**INFORMATION GIVEN**
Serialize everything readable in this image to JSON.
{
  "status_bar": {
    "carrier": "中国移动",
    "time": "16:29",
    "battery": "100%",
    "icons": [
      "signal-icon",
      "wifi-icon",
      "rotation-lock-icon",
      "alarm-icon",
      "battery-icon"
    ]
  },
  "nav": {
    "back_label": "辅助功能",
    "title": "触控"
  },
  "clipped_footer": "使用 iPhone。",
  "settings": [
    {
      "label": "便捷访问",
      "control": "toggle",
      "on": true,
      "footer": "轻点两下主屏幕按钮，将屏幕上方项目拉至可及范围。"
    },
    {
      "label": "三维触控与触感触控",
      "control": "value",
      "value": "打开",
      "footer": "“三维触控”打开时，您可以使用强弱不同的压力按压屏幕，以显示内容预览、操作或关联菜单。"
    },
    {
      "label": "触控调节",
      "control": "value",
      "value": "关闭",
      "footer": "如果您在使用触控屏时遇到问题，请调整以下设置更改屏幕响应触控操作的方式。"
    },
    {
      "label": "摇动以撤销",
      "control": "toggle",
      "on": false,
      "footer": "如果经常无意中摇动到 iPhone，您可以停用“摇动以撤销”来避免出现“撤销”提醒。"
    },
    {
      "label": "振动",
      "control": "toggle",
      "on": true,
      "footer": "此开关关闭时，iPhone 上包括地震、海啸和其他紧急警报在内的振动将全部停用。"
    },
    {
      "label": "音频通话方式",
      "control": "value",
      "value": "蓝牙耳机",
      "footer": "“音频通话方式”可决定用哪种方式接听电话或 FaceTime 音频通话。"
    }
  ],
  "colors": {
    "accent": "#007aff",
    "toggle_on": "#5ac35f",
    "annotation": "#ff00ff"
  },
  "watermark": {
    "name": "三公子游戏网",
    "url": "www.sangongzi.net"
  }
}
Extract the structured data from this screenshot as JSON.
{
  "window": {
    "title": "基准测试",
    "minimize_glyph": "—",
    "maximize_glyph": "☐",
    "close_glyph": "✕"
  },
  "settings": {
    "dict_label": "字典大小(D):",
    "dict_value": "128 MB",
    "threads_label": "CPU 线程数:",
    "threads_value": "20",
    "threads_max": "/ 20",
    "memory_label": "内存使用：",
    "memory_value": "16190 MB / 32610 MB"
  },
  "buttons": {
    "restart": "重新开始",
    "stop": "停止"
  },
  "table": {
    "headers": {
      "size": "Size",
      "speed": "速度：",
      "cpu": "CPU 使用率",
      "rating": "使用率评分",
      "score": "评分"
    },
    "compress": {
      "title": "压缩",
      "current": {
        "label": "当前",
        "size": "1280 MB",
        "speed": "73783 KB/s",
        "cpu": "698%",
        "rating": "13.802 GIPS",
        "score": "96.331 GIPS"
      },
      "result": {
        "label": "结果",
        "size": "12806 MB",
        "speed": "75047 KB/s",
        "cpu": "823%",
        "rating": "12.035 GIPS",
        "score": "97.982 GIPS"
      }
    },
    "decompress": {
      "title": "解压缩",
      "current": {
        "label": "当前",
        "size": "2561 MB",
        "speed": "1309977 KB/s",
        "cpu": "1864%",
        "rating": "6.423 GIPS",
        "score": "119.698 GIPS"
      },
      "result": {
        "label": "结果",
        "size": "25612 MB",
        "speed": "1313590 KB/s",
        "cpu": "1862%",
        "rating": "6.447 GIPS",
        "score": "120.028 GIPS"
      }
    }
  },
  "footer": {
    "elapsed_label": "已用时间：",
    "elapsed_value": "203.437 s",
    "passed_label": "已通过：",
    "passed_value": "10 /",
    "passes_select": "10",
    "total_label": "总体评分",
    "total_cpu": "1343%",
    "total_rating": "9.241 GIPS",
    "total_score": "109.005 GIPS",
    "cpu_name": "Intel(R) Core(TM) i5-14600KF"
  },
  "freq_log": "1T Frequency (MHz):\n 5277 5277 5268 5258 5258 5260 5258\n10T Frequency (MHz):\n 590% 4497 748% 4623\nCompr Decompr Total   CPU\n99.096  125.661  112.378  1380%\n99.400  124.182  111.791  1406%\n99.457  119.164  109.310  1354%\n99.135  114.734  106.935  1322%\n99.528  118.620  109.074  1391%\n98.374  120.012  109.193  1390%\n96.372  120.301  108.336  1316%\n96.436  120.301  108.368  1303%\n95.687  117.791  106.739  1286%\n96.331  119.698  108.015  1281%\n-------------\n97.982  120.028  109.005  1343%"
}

**YOUR OBJECTIVE**
Extract every entry above as it appears.

**SOLUTION TO THE EXERCISE**
Serialize everything readable in this image to JSON.
{
  "status_bar": {
    "carrier": "中国移动",
    "time": "16:29",
    "battery": "100%",
    "icons": [
      "signal-icon",
      "wifi-icon",
      "rotation-lock-icon",
      "alarm-icon",
      "battery-icon"
    ]
  },
  "nav": {
    "back_label": "辅助功能",
    "title": "触控"
  },
  "clipped_footer": "使用 iPhone。",
  "settings": [
    {
      "label": "便捷访问",
      "control": "toggle",
      "on": true,
      "footer": "轻点两下主屏幕按钮，将屏幕上方项目拉至可及范围。"
    },
    {
      "label": "三维触控与触感触控",
      "control": "value",
      "value": "打开",
      "footer": "“三维触控”打开时，您可以使用强弱不同的压力按压屏幕，以显示内容预览、操作或关联菜单。"
    },
    {
      "label": "触控调节",
      "control": "value",
      "value": "关闭",
      "footer": "如果您在使用触控屏时遇到问题，请调整以下设置更改屏幕响应触控操作的方式。"
    },
    {
      "label": "摇动以撤销",
      "control": "toggle",
      "on": false,
      "footer": "如果经常无意中摇动到 iPhone，您可以停用“摇动以撤销”来避免出现“撤销”提醒。"
    },
    {
      "label": "振动",
      "control": "toggle",
      "on": true,
      "footer": "此开关关闭时，iPhone 上包括地震、海啸和其他紧急警报在内的振动将全部停用。"
    },
    {
      "label": "音频通话方式",
      "control": "value",
      "value": "蓝牙耳机",
      "footer": "“音频通话方式”可决定用哪种方式接听电话或 FaceTime 音频通话。"
    }
  ],
  "colors": {
    "accent": "#007aff",
    "toggle_on": "#5ac35f",
    "annotation": "#ff00ff"
  },
  "watermark": {
    "name": "三公子游戏网",
    "url": "www.sangongzi.net"
  }
}
Extract the structured data from this screenshot as JSON.
{
  "window": {
    "title": "基准测试",
    "minimize_glyph": "—",
    "maximize_glyph": "☐",
    "close_glyph": "✕"
  },
  "settings": {
    "dict_label": "字典大小(D):",
    "dict_value": "128 MB",
    "threads_label": "CPU 线程数:",
    "threads_value": "20",
    "threads_max": "/ 20",
    "memory_label": "内存使用：",
    "memory_value": "16190 MB / 32610 MB"
  },
  "buttons": {
    "restart": "重新开始",
    "stop": "停止"
  },
  "table": {
    "headers": {
      "size": "Size",
      "speed": "速度：",
      "cpu": "CPU 使用率",
      "rating": "使用率评分",
      "score": "评分"
    },
    "compress": {
      "title": "压缩",
      "current": {
        "label": "当前",
        "size": "1280 MB",
        "speed": "73783 KB/s",
        "cpu": "698%",
        "rating": "13.802 GIPS",
        "score": "96.331 GIPS"
      },
      "result": {
        "label": "结果",
        "size": "12806 MB",
        "speed": "75047 KB/s",
        "cpu": "823%",
        "rating": "12.035 GIPS",
        "score": "97.982 GIPS"
      }
    },
    "decompress": {
      "title": "解压缩",
      "current": {
        "label": "当前",
        "size": "2561 MB",
        "speed": "1309977 KB/s",
        "cpu": "1864%",
        "rating": "6.423 GIPS",
        "score": "119.698 GIPS"
      },
      "result": {
        "label": "结果",
        "size": "25612 MB",
        "speed": "1313590 KB/s",
        "cpu": "1862%",
        "rating": "6.447 GIPS",
        "score": "120.028 GIPS"
      }
    }
  },
  "footer": {
    "elapsed_label": "已用时间：",
    "elapsed_value": "203.437 s",
    "passed_label": "已通过：",
    "passed_value": "10 /",
    "passes_select": "10",
    "total_label": "总体评分",
    "total_cpu": "1343%",
    "total_rating": "9.241 GIPS",
    "total_score": "109.005 GIPS",
    "cpu_name": "Intel(R) Core(TM) i5-14600KF"
  },
  "freq_log": "1T Frequency (MHz):\n 5277 5277 5268 5258 5258 5260 5258\n10T Frequency (MHz):\n 590% 4497 748% 4623\nCompr Decompr Total   CPU\n99.096  125.661  112.378  1380%\n99.400  124.182  111.791  1406%\n99.457  119.164  109.310  1354%\n99.135  114.734  106.935  1322%\n99.528  118.620  109.074  1391%\n98.374  120.012  109.193  1390%\n96.372  120.301  108.336  1316%\n96.436  120.301  108.368  1303%\n95.687  117.791  106.739  1286%\n96.331  119.698  108.015  1281%\n-------------\n97.982  120.028  109.005  1343%"
}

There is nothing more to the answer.